Description of the task: Say how many lines contain "الحديث"; the answer is the number alone.

[Data extracted from a collection]

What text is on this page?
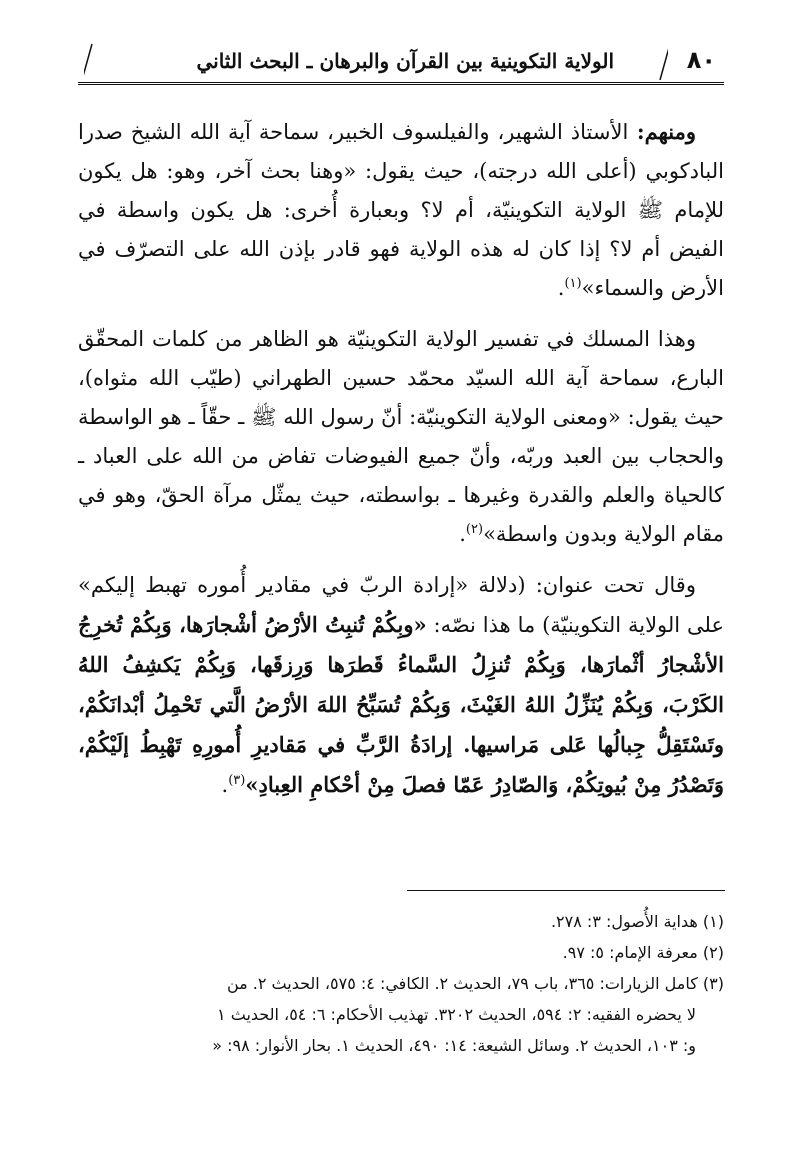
٨٠
الولاية التكوينية بين القرآن والبرهان ـ البحث الثاني

ومنهم: الأستاذ الشهير، والفيلسوف الخبير، سماحة آية الله الشيخ صدرا البادكوبي (أعلى الله درجته)، حيث يقول: «وهنا بحث آخر، وهو: هل يكون للإمام ﷺ الولاية التكوينيّة، أم لا؟ وبعبارة أُخرى: هل يكون واسطة في الفيض أم لا؟ إذا كان له هذه الولاية فهو قادر بإذن الله على التصرّف في الأرض والسماء»$^{(١)}$.

وهذا المسلك في تفسير الولاية التكوينيّة هو الظاهر من كلمات المحقّق البارع، سماحة آية الله السيّد محمّد حسين الطهراني (طيّب الله مثواه)، حيث يقول: «ومعنى الولاية التكوينيّة: أنّ رسول الله ﷺ ـ حقّاً ـ هو الواسطة والحجاب بين العبد وربّه، وأنّ جميع الفيوضات تفاض من الله على العباد ـ كالحياة والعلم والقدرة وغيرها ـ بواسطته، حيث يمثّل مرآة الحقّ، وهو في مقام الولاية وبدون واسطة»$^{(٢)}$.

وقال تحت عنوان: (دلالة «إرادة الربّ في مقادير أُموره تهبط إليكم» على الولاية التكوينيّة) ما هذا نصّه: «وبِكُمْ تُنبِتُ الأرْضُ أشْجارَها، وَبِكُمْ تُخرِجُ الأشْجارُ أثْمارَها، وَبِكُمْ تُنزِلُ السَّماءُ قَطرَها وَرِزقَها، وَبِكُمْ يَكشِفُ اللهُ الكَرْبَ، وَبِكُمْ يُنَزِّلُ اللهُ الغَيْثَ، وَبِكُمْ تُسَبِّحُ اللهَ الأرْضُ الَّتي تَحْمِلُ أبْدانَكُمْ، وتَسْتَقِلُّ جِبالُها عَلى مَراسيها. إرادَةُ الرَّبِّ في مَقاديرِ أُمورِهِ تَهْبِطُ إلَيْكُمْ، وَتَصْدُرُ مِنْ بُيوتِكُمْ، وَالصّادِرُ عَمّا فصلَ مِنْ أحْكامِ العِبادِ»$^{(٣)}$.

(١) هداية الأُصول: ٣: ٢٧٨.

(٢) معرفة الإمام: ٥: ٩٧.

(٣) كامل الزيارات: ٣٦٥، باب ٧٩، الحديث ٢. الكافي: ٤: ٥٧٥، الحديث ٢. من

لا يحضره الفقيه: ٢: ٥٩٤، الحديث ٣٢٠٢. تهذيب الأحكام: ٦: ٥٤، الحديث ١

و: ١٠٣، الحديث ٢. وسائل الشيعة: ١٤: ٤٩٠، الحديث ١. بحار الأنوار: ٩٨: «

Output for this task: 3